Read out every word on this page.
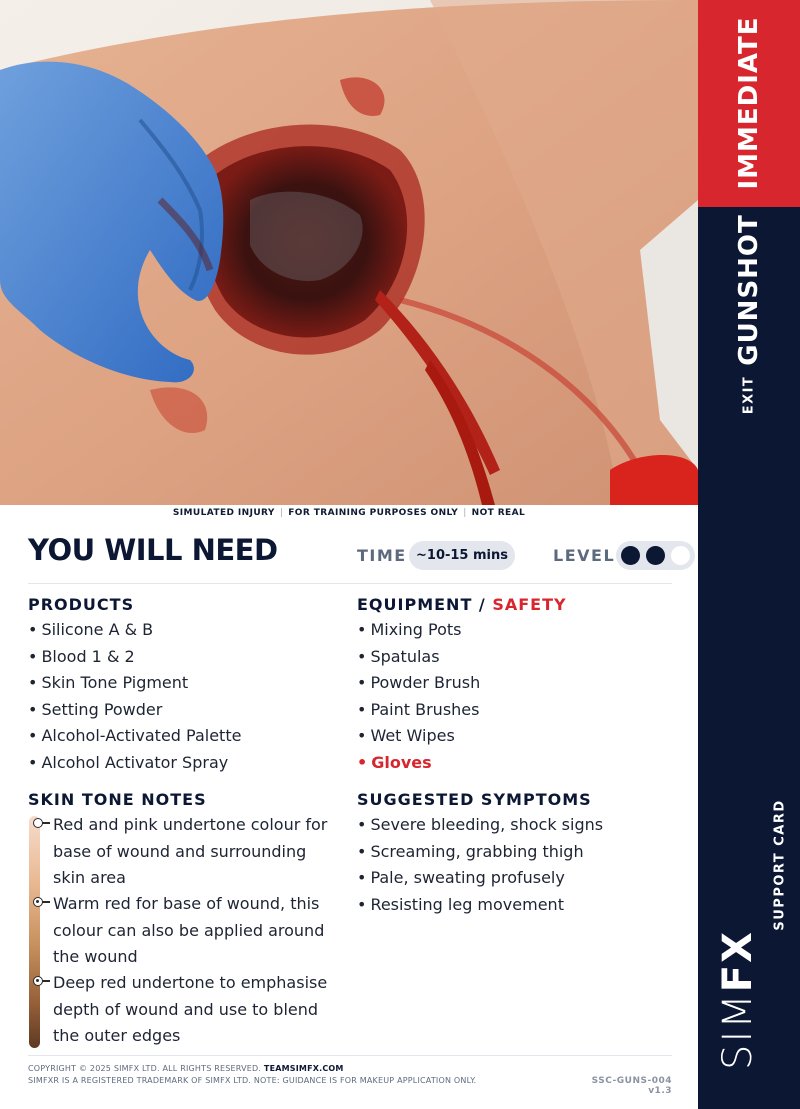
IMMEDIATE
GUNSHOT
EXIT
SUPPORT CARD
SIMFX
SIMULATED INJURY | FOR TRAINING PURPOSES ONLY | NOT REAL
YOU WILL NEED	TIME ~10-15 mins	LEVEL
PRODUCTS
• Silicone A & B
• Blood 1 & 2
• Skin Tone Pigment
• Setting Powder
• Alcohol-Activated Palette
• Alcohol Activator Spray
EQUIPMENT / SAFETY
• Mixing Pots
• Spatulas
• Powder Brush
• Paint Brushes
• Wet Wipes
• Gloves
SKIN TONE NOTES
Red and pink undertone colour for base of wound and surrounding skin area
Warm red for base of wound, this colour can also be applied around the wound
Deep red undertone to emphasise depth of wound and use to blend the outer edges
SUGGESTED SYMPTOMS
• Severe bleeding, shock signs
• Screaming, grabbing thigh
• Pale, sweating profusely
• Resisting leg movement
COPYRIGHT © 2025 SIMFX LTD. ALL RIGHTS RESERVED. TEAMSIMFX.COM
SIMFXR IS A REGISTERED TRADEMARK OF SIMFX LTD. NOTE: GUIDANCE IS FOR MAKEUP APPLICATION ONLY.	SSC-GUNS-004 v1.3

━━━━

- YOUR GOAL
Leave out the pictures and retype every line above exactly.

- EXERCISE ANSWER
Read out every word on this page.
IMMEDIATE
GUNSHOT
EXIT
SUPPORT CARD
SIMFX
SIMULATED INJURY | FOR TRAINING PURPOSES ONLY | NOT REAL
YOU WILL NEED	TIME ~10-15 mins	LEVEL
PRODUCTS
• Silicone A & B
• Blood 1 & 2
• Skin Tone Pigment
• Setting Powder
• Alcohol-Activated Palette
• Alcohol Activator Spray
EQUIPMENT / SAFETY
• Mixing Pots
• Spatulas
• Powder Brush
• Paint Brushes
• Wet Wipes
• Gloves
SKIN TONE NOTES
Red and pink undertone colour for base of wound and surrounding skin area
Warm red for base of wound, this colour can also be applied around the wound
Deep red undertone to emphasise depth of wound and use to blend the outer edges
SUGGESTED SYMPTOMS
• Severe bleeding, shock signs
• Screaming, grabbing thigh
• Pale, sweating profusely
• Resisting leg movement
COPYRIGHT © 2025 SIMFX LTD. ALL RIGHTS RESERVED. TEAMSIMFX.COM
SIMFXR IS A REGISTERED TRADEMARK OF SIMFX LTD. NOTE: GUIDANCE IS FOR MAKEUP APPLICATION ONLY.	SSC-GUNS-004 v1.3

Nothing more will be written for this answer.